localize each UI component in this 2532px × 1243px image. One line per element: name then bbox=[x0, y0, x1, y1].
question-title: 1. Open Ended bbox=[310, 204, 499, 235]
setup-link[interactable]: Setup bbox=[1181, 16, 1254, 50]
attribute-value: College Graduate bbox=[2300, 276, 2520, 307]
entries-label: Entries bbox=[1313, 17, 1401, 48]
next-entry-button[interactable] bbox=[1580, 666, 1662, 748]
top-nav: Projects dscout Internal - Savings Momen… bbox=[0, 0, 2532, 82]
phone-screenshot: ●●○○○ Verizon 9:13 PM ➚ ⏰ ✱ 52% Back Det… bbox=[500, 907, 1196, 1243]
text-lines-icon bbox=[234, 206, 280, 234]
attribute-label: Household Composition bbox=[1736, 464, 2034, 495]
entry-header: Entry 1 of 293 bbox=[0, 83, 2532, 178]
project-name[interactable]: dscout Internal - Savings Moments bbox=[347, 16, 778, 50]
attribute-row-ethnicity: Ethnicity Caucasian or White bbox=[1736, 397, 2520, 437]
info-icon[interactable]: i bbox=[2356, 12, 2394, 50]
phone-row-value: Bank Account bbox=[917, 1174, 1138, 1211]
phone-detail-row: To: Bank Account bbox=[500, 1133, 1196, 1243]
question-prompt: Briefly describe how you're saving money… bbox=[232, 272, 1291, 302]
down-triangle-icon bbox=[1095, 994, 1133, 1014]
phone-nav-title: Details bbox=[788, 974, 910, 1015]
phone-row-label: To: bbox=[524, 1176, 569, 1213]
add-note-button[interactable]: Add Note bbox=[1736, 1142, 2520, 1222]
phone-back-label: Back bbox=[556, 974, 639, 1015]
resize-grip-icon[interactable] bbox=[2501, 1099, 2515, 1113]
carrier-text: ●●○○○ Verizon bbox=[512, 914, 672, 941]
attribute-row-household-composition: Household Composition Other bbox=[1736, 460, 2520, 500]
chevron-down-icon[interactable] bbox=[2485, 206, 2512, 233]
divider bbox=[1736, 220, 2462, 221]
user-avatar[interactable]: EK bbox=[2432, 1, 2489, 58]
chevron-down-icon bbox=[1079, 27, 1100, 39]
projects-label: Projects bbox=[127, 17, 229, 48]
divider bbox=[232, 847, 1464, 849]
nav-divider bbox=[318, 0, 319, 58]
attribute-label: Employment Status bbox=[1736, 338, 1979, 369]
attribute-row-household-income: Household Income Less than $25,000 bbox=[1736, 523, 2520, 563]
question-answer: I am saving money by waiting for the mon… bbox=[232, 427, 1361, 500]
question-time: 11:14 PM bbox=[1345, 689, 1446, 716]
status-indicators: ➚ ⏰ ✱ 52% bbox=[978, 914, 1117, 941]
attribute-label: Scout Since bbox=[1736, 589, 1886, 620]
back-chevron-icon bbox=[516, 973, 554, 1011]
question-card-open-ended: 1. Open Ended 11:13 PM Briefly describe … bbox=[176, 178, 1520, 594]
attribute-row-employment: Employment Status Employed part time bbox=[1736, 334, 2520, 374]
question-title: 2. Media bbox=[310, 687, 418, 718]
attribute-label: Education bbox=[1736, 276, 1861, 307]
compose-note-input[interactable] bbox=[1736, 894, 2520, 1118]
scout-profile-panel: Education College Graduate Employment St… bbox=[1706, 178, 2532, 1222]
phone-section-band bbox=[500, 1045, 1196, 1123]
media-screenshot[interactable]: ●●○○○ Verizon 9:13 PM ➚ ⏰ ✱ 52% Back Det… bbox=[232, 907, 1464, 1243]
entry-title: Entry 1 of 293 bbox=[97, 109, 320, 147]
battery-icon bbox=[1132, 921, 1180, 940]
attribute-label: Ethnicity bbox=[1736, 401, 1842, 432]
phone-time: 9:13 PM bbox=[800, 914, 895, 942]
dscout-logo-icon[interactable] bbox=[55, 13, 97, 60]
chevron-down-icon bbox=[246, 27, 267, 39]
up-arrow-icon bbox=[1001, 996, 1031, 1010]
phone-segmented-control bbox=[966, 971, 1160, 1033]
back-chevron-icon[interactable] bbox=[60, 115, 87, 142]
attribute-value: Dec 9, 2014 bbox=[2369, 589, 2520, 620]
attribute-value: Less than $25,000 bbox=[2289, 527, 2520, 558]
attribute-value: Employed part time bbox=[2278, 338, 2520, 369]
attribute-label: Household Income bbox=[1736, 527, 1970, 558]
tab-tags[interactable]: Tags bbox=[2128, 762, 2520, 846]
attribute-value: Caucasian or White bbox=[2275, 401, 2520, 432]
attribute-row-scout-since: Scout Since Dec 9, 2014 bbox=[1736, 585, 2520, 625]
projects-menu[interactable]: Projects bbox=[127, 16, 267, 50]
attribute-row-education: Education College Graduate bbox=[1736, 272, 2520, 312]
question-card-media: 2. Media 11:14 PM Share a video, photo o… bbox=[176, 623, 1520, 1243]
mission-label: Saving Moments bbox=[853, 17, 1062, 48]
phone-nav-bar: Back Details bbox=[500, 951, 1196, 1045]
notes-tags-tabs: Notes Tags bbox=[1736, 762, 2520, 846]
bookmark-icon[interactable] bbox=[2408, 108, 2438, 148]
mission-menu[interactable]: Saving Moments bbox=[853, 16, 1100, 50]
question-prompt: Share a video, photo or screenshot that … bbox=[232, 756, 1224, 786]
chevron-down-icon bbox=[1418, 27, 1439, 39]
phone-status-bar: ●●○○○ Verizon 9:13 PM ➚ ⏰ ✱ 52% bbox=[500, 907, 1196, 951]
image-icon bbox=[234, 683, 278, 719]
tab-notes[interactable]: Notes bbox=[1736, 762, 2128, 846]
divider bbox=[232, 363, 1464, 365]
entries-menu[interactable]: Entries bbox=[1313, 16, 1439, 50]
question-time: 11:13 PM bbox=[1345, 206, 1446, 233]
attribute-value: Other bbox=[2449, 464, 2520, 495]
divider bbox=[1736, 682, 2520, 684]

• AIM OF THE TASK:
Reproduce every one of the records above word for word, leaving nothing out and changing nothing.

• SOLUTION TO THE PROBLEM:
localize each UI component in this 2532px × 1243px image. One line per element: name then bbox=[x0, y0, x1, y1].
question-title: 1. Open Ended bbox=[310, 204, 499, 235]
setup-link[interactable]: Setup bbox=[1181, 16, 1254, 50]
attribute-value: College Graduate bbox=[2300, 276, 2520, 307]
entries-label: Entries bbox=[1313, 17, 1401, 48]
next-entry-button[interactable] bbox=[1580, 666, 1662, 748]
top-nav: Projects dscout Internal - Savings Momen… bbox=[0, 0, 2532, 82]
phone-screenshot: ●●○○○ Verizon 9:13 PM ➚ ⏰ ✱ 52% Back Det… bbox=[500, 907, 1196, 1243]
text-lines-icon bbox=[234, 206, 280, 234]
attribute-label: Household Composition bbox=[1736, 464, 2034, 495]
entry-header: Entry 1 of 293 bbox=[0, 83, 2532, 178]
project-name[interactable]: dscout Internal - Savings Moments bbox=[347, 16, 778, 50]
attribute-row-ethnicity: Ethnicity Caucasian or White bbox=[1736, 397, 2520, 437]
info-icon[interactable]: i bbox=[2356, 12, 2394, 50]
phone-row-value: Bank Account bbox=[917, 1174, 1138, 1211]
phone-detail-row: To: Bank Account bbox=[500, 1133, 1196, 1243]
question-prompt: Briefly describe how you're saving money… bbox=[232, 272, 1291, 302]
down-triangle-icon bbox=[1095, 994, 1133, 1014]
phone-nav-title: Details bbox=[788, 974, 910, 1015]
phone-row-label: To: bbox=[524, 1176, 569, 1213]
add-note-button[interactable]: Add Note bbox=[1736, 1142, 2520, 1222]
phone-back-label: Back bbox=[556, 974, 639, 1015]
resize-grip-icon[interactable] bbox=[2501, 1099, 2515, 1113]
carrier-text: ●●○○○ Verizon bbox=[512, 914, 672, 941]
attribute-row-household-composition: Household Composition Other bbox=[1736, 460, 2520, 500]
chevron-down-icon[interactable] bbox=[2485, 206, 2512, 233]
divider bbox=[1736, 220, 2462, 221]
user-avatar[interactable]: EK bbox=[2432, 1, 2489, 58]
chevron-down-icon bbox=[1079, 27, 1100, 39]
projects-label: Projects bbox=[127, 17, 229, 48]
divider bbox=[232, 847, 1464, 849]
nav-divider bbox=[318, 0, 319, 58]
attribute-label: Employment Status bbox=[1736, 338, 1979, 369]
attribute-row-household-income: Household Income Less than $25,000 bbox=[1736, 523, 2520, 563]
question-answer: I am saving money by waiting for the mon… bbox=[232, 427, 1361, 500]
question-time: 11:14 PM bbox=[1345, 689, 1446, 716]
status-indicators: ➚ ⏰ ✱ 52% bbox=[978, 914, 1117, 941]
attribute-label: Scout Since bbox=[1736, 589, 1886, 620]
back-chevron-icon bbox=[516, 973, 554, 1011]
question-card-open-ended: 1. Open Ended 11:13 PM Briefly describe … bbox=[176, 178, 1520, 594]
attribute-row-employment: Employment Status Employed part time bbox=[1736, 334, 2520, 374]
question-title: 2. Media bbox=[310, 687, 418, 718]
attribute-label: Education bbox=[1736, 276, 1861, 307]
compose-note-input[interactable] bbox=[1736, 894, 2520, 1118]
scout-profile-panel: Education College Graduate Employment St… bbox=[1706, 178, 2532, 1222]
phone-section-band bbox=[500, 1045, 1196, 1123]
media-screenshot[interactable]: ●●○○○ Verizon 9:13 PM ➚ ⏰ ✱ 52% Back Det… bbox=[232, 907, 1464, 1243]
entry-title: Entry 1 of 293 bbox=[97, 109, 320, 147]
battery-icon bbox=[1132, 921, 1180, 940]
attribute-label: Ethnicity bbox=[1736, 401, 1842, 432]
phone-time: 9:13 PM bbox=[800, 914, 895, 942]
dscout-logo-icon[interactable] bbox=[55, 13, 97, 60]
chevron-down-icon bbox=[246, 27, 267, 39]
up-arrow-icon bbox=[1001, 996, 1031, 1010]
phone-segmented-control bbox=[966, 971, 1160, 1033]
back-chevron-icon[interactable] bbox=[60, 115, 87, 142]
attribute-value: Dec 9, 2014 bbox=[2369, 589, 2520, 620]
attribute-value: Less than $25,000 bbox=[2289, 527, 2520, 558]
attribute-value: Employed part time bbox=[2278, 338, 2520, 369]
attribute-label: Household Income bbox=[1736, 527, 1970, 558]
tab-tags[interactable]: Tags bbox=[2128, 762, 2520, 846]
attribute-value: Caucasian or White bbox=[2275, 401, 2520, 432]
attribute-row-scout-since: Scout Since Dec 9, 2014 bbox=[1736, 585, 2520, 625]
projects-menu[interactable]: Projects bbox=[127, 16, 267, 50]
attribute-row-education: Education College Graduate bbox=[1736, 272, 2520, 312]
question-card-media: 2. Media 11:14 PM Share a video, photo o… bbox=[176, 623, 1520, 1243]
mission-label: Saving Moments bbox=[853, 17, 1062, 48]
phone-nav-bar: Back Details bbox=[500, 951, 1196, 1045]
notes-tags-tabs: Notes Tags bbox=[1736, 762, 2520, 846]
bookmark-icon[interactable] bbox=[2408, 108, 2438, 148]
mission-menu[interactable]: Saving Moments bbox=[853, 16, 1100, 50]
question-prompt: Share a video, photo or screenshot that … bbox=[232, 756, 1224, 786]
chevron-down-icon bbox=[1418, 27, 1439, 39]
phone-status-bar: ●●○○○ Verizon 9:13 PM ➚ ⏰ ✱ 52% bbox=[500, 907, 1196, 951]
image-icon bbox=[234, 683, 278, 719]
tab-notes[interactable]: Notes bbox=[1736, 762, 2128, 846]
divider bbox=[232, 363, 1464, 365]
entries-menu[interactable]: Entries bbox=[1313, 16, 1439, 50]
question-time: 11:13 PM bbox=[1345, 206, 1446, 233]
attribute-value: Other bbox=[2449, 464, 2520, 495]
divider bbox=[1736, 682, 2520, 684]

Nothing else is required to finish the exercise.